Exercise:
The records below are to be restated word for word, with their images omitted.

Data supplied:
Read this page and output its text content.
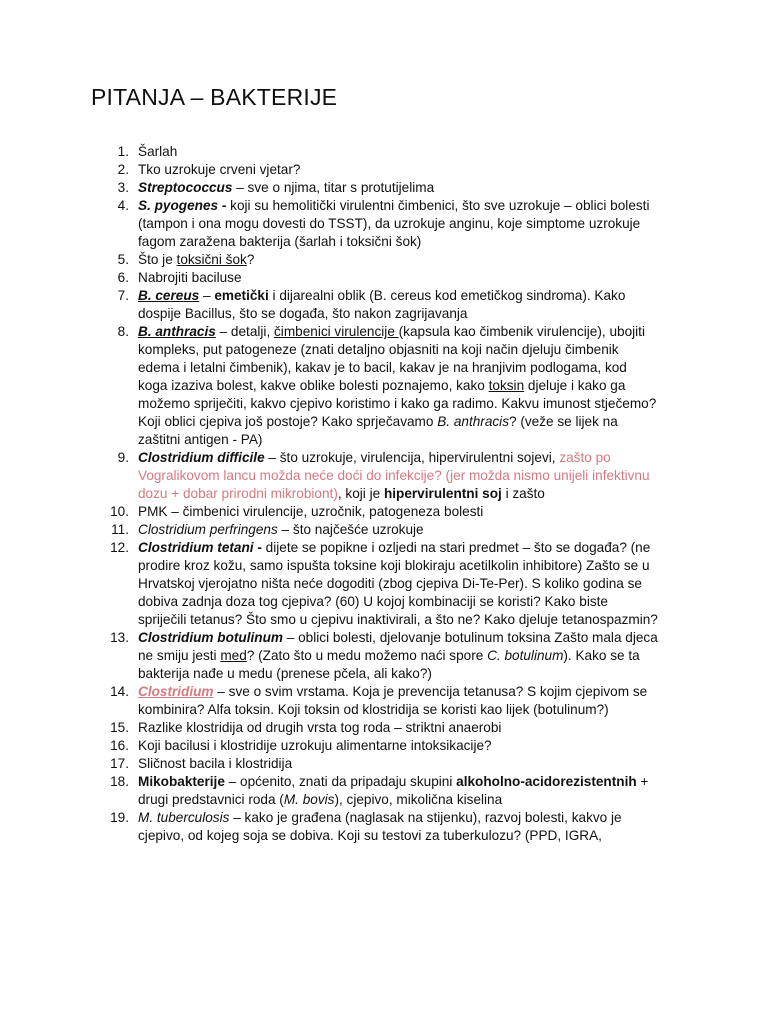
PITANJA – BAKTERIJE
1. Šarlah
2. Tko uzrokuje crveni vjetar?
3. Streptococcus – sve o njima, titar s protutijelima
4. S. pyogenes - koji su hemolitički virulentni čimbenici, što sve uzrokuje – oblici bolesti (tampon i ona mogu dovesti do TSST), da uzrokuje anginu, koje simptome uzrokuje fagom zaražena bakterija (šarlah i toksični šok)
5. Što je toksični šok?
6. Nabrojiti baciluse
7. B. cereus – emetički i dijarealni oblik (B. cereus kod emetičkog sindroma). Kako dospije Bacillus, što se događa, što nakon zagrijavanja
8. B. anthracis – detalji, čimbenici virulencije (kapsula kao čimbenik virulencije), ubojiti kompleks, put patogeneze (znati detaljno objasniti na koji način djeluju čimbenik edema i letalni čimbenik), kakav je to bacil, kakav je na hranjivim podlogama, kod koga izaziva bolest, kakve oblike bolesti poznajemo, kako toksin djeluje i kako ga možemo spriječiti, kakvo cjepivo koristimo i kako ga radimo. Kakvu imunost stječemo? Koji oblici cjepiva još postoje? Kako sprječavamo B. anthracis? (veže se lijek na zaštitni antigen - PA)
9. Clostridium difficile – što uzrokuje, virulencija, hipervirulentni sojevi, zašto po Vogralikovom lancu možda neće doći do infekcije? (jer možda nismo unijeli infektivnu dozu + dobar prirodni mikrobiont), koji je hipervirulentni soj i zašto
10. PMK – čimbenici virulencije, uzročnik, patogeneza bolesti
11. Clostridium perfringens – što najčešće uzrokuje
12. Clostridium tetani - dijete se popikne i ozljedi na stari predmet – što se događa? (ne prodire kroz kožu, samo ispušta toksine koji blokiraju acetilkolin inhibitore) Zašto se u Hrvatskoj vjerojatno ništa neće dogoditi (zbog cjepiva Di-Te-Per). S koliko godina se dobiva zadnja doza tog cjepiva? (60) U kojoj kombinaciji se koristi? Kako biste spriječili tetanus? Što smo u cjepivu inaktivirali, a što ne? Kako djeluje tetanospazmin?
13. Clostridium botulinum – oblici bolesti, djelovanje botulinum toksina Zašto mala djeca ne smiju jesti med? (Zato što u medu možemo naći spore C. botulinum). Kako se ta bakterija nađe u medu (prenese pčela, ali kako?)
14. Clostridium – sve o svim vrstama. Koja je prevencija tetanusa? S kojim cjepivom se kombinira? Alfa toksin. Koji toksin od klostridija se koristi kao lijek (botulinum?)
15. Razlike klostridija od drugih vrsta tog roda – striktni anaerobi
16. Koji bacilusi i klostridije uzrokuju alimentarne intoksikacije?
17. Sličnost bacila i klostridija
18. Mikobakterije – općenito, znati da pripadaju skupini alkoholno-acidorezistentnih + drugi predstavnici roda (M. bovis), cjepivo, mikolična kiselina
19. M. tuberculosis – kako je građena (naglasak na stijenku), razvoj bolesti, kakvo je cjepivo, od kojeg soja se dobiva. Koji su testovi za tuberkulozu? (PPD, IGRA,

Reply to the task:
Read this page and output its text content.
PITANJA – BAKTERIJE
1. Šarlah
2. Tko uzrokuje crveni vjetar?
3. Streptococcus – sve o njima, titar s protutijelima
4. S. pyogenes - koji su hemolitički virulentni čimbenici, što sve uzrokuje – oblici bolesti (tampon i ona mogu dovesti do TSST), da uzrokuje anginu, koje simptome uzrokuje fagom zaražena bakterija (šarlah i toksični šok)
5. Što je toksični šok?
6. Nabrojiti baciluse
7. B. cereus – emetički i dijarealni oblik (B. cereus kod emetičkog sindroma). Kako dospije Bacillus, što se događa, što nakon zagrijavanja
8. B. anthracis – detalji, čimbenici virulencije (kapsula kao čimbenik virulencije), ubojiti kompleks, put patogeneze (znati detaljno objasniti na koji način djeluju čimbenik edema i letalni čimbenik), kakav je to bacil, kakav je na hranjivim podlogama, kod koga izaziva bolest, kakve oblike bolesti poznajemo, kako toksin djeluje i kako ga možemo spriječiti, kakvo cjepivo koristimo i kako ga radimo. Kakvu imunost stječemo? Koji oblici cjepiva još postoje? Kako sprječavamo B. anthracis? (veže se lijek na zaštitni antigen - PA)
9. Clostridium difficile – što uzrokuje, virulencija, hipervirulentni sojevi, zašto po Vogralikovom lancu možda neće doći do infekcije? (jer možda nismo unijeli infektivnu dozu + dobar prirodni mikrobiont), koji je hipervirulentni soj i zašto
10. PMK – čimbenici virulencije, uzročnik, patogeneza bolesti
11. Clostridium perfringens – što najčešće uzrokuje
12. Clostridium tetani - dijete se popikne i ozljedi na stari predmet – što se događa? (ne prodire kroz kožu, samo ispušta toksine koji blokiraju acetilkolin inhibitore) Zašto se u Hrvatskoj vjerojatno ništa neće dogoditi (zbog cjepiva Di-Te-Per). S koliko godina se dobiva zadnja doza tog cjepiva? (60) U kojoj kombinaciji se koristi? Kako biste spriječili tetanus? Što smo u cjepivu inaktivirali, a što ne? Kako djeluje tetanospazmin?
13. Clostridium botulinum – oblici bolesti, djelovanje botulinum toksina Zašto mala djeca ne smiju jesti med? (Zato što u medu možemo naći spore C. botulinum). Kako se ta bakterija nađe u medu (prenese pčela, ali kako?)
14. Clostridium – sve o svim vrstama. Koja je prevencija tetanusa? S kojim cjepivom se kombinira? Alfa toksin. Koji toksin od klostridija se koristi kao lijek (botulinum?)
15. Razlike klostridija od drugih vrsta tog roda – striktni anaerobi
16. Koji bacilusi i klostridije uzrokuju alimentarne intoksikacije?
17. Sličnost bacila i klostridija
18. Mikobakterije – općenito, znati da pripadaju skupini alkoholno-acidorezistentnih + drugi predstavnici roda (M. bovis), cjepivo, mikolična kiselina
19. M. tuberculosis – kako je građena (naglasak na stijenku), razvoj bolesti, kakvo je cjepivo, od kojeg soja se dobiva. Koji su testovi za tuberkulozu? (PPD, IGRA,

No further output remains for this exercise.